__Required task__
Quote the entries in full, character for character, without their images.

— begin Material for the task —

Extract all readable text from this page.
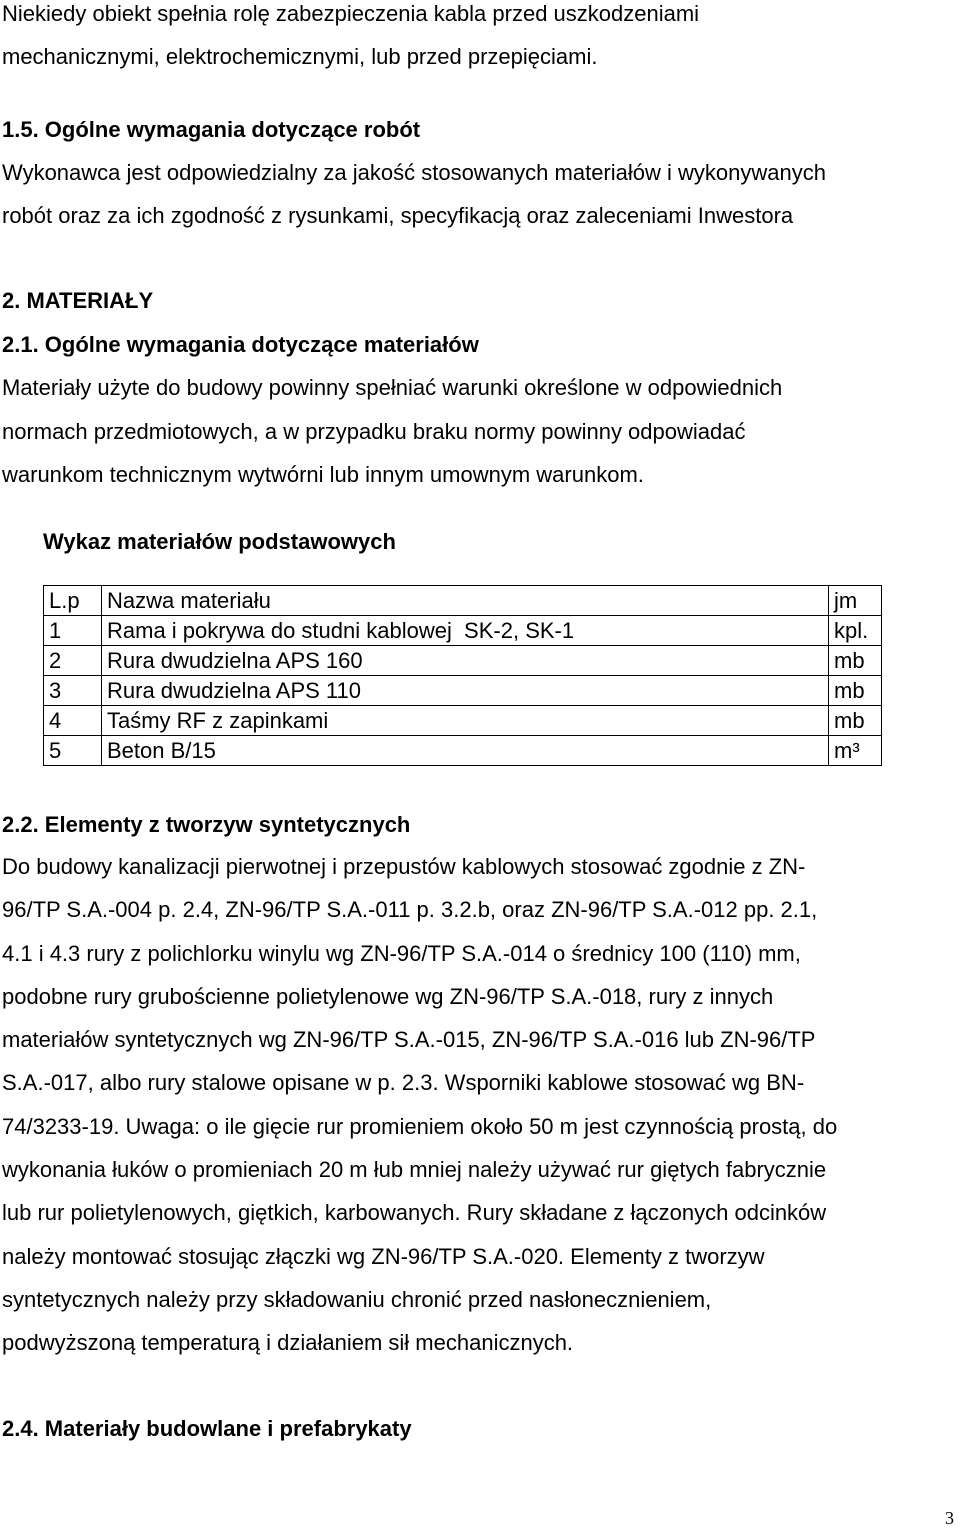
Niekiedy obiekt spełnia rolę zabezpieczenia kabla przed uszkodzeniami
mechanicznymi, elektrochemicznymi, lub przed przepięciami.
1.5. Ogólne wymagania dotyczące robót
Wykonawca jest odpowiedzialny za jakość stosowanych materiałów i wykonywanych
robót oraz za ich zgodność z rysunkami, specyfikacją oraz zaleceniami Inwestora
2. MATERIAŁY
2.1. Ogólne wymagania dotyczące materiałów
Materiały użyte do budowy powinny spełniać warunki określone w odpowiednich
normach przedmiotowych, a w przypadku braku normy powinny odpowiadać
warunkom technicznym wytwórni lub innym umownym warunkom.
Wykaz materiałów podstawowych
L.p	Nazwa materiału	jm
1	Rama i pokrywa do studni kablowej  SK-2, SK-1	kpl.
2	Rura dwudzielna APS 160	mb
3	Rura dwudzielna APS 110	mb
4	Taśmy RF z zapinkami	mb
5	Beton B/15	m³
2.2. Elementy z tworzyw syntetycznych
Do budowy kanalizacji pierwotnej i przepustów kablowych stosować zgodnie z ZN-
96/TP S.A.-004 p. 2.4, ZN-96/TP S.A.-011 p. 3.2.b, oraz ZN-96/TP S.A.-012 pp. 2.1,
4.1 i 4.3 rury z polichlorku winylu wg ZN-96/TP S.A.-014 o średnicy 100 (110) mm,
podobne rury grubościenne polietylenowe wg ZN-96/TP S.A.-018, rury z innych
materiałów syntetycznych wg ZN-96/TP S.A.-015, ZN-96/TP S.A.-016 lub ZN-96/TP
S.A.-017, albo rury stalowe opisane w p. 2.3. Wsporniki kablowe stosować wg BN-
74/3233-19. Uwaga: o ile gięcie rur promieniem około 50 m jest czynnością prostą, do
wykonania łuków o promieniach 20 m łub mniej należy używać rur giętych fabrycznie
lub rur polietylenowych, giętkich, karbowanych. Rury składane z łączonych odcinków
należy montować stosując złączki wg ZN-96/TP S.A.-020. Elementy z tworzyw
syntetycznych należy przy składowaniu chronić przed nasłonecznieniem,
podwyższoną temperaturą i działaniem sił mechanicznych.
2.4. Materiały budowlane i prefabrykaty
3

— end Material for the task —

__Task answer__
Extract all readable text from this page.
Niekiedy obiekt spełnia rolę zabezpieczenia kabla przed uszkodzeniami
mechanicznymi, elektrochemicznymi, lub przed przepięciami.
1.5. Ogólne wymagania dotyczące robót
Wykonawca jest odpowiedzialny za jakość stosowanych materiałów i wykonywanych
robót oraz za ich zgodność z rysunkami, specyfikacją oraz zaleceniami Inwestora
2. MATERIAŁY
2.1. Ogólne wymagania dotyczące materiałów
Materiały użyte do budowy powinny spełniać warunki określone w odpowiednich
normach przedmiotowych, a w przypadku braku normy powinny odpowiadać
warunkom technicznym wytwórni lub innym umownym warunkom.
Wykaz materiałów podstawowych
L.p	Nazwa materiału	jm
1	Rama i pokrywa do studni kablowej  SK-2, SK-1	kpl.
2	Rura dwudzielna APS 160	mb
3	Rura dwudzielna APS 110	mb
4	Taśmy RF z zapinkami	mb
5	Beton B/15	m³
2.2. Elementy z tworzyw syntetycznych
Do budowy kanalizacji pierwotnej i przepustów kablowych stosować zgodnie z ZN-
96/TP S.A.-004 p. 2.4, ZN-96/TP S.A.-011 p. 3.2.b, oraz ZN-96/TP S.A.-012 pp. 2.1,
4.1 i 4.3 rury z polichlorku winylu wg ZN-96/TP S.A.-014 o średnicy 100 (110) mm,
podobne rury grubościenne polietylenowe wg ZN-96/TP S.A.-018, rury z innych
materiałów syntetycznych wg ZN-96/TP S.A.-015, ZN-96/TP S.A.-016 lub ZN-96/TP
S.A.-017, albo rury stalowe opisane w p. 2.3. Wsporniki kablowe stosować wg BN-
74/3233-19. Uwaga: o ile gięcie rur promieniem około 50 m jest czynnością prostą, do
wykonania łuków o promieniach 20 m łub mniej należy używać rur giętych fabrycznie
lub rur polietylenowych, giętkich, karbowanych. Rury składane z łączonych odcinków
należy montować stosując złączki wg ZN-96/TP S.A.-020. Elementy z tworzyw
syntetycznych należy przy składowaniu chronić przed nasłonecznieniem,
podwyższoną temperaturą i działaniem sił mechanicznych.
2.4. Materiały budowlane i prefabrykaty
3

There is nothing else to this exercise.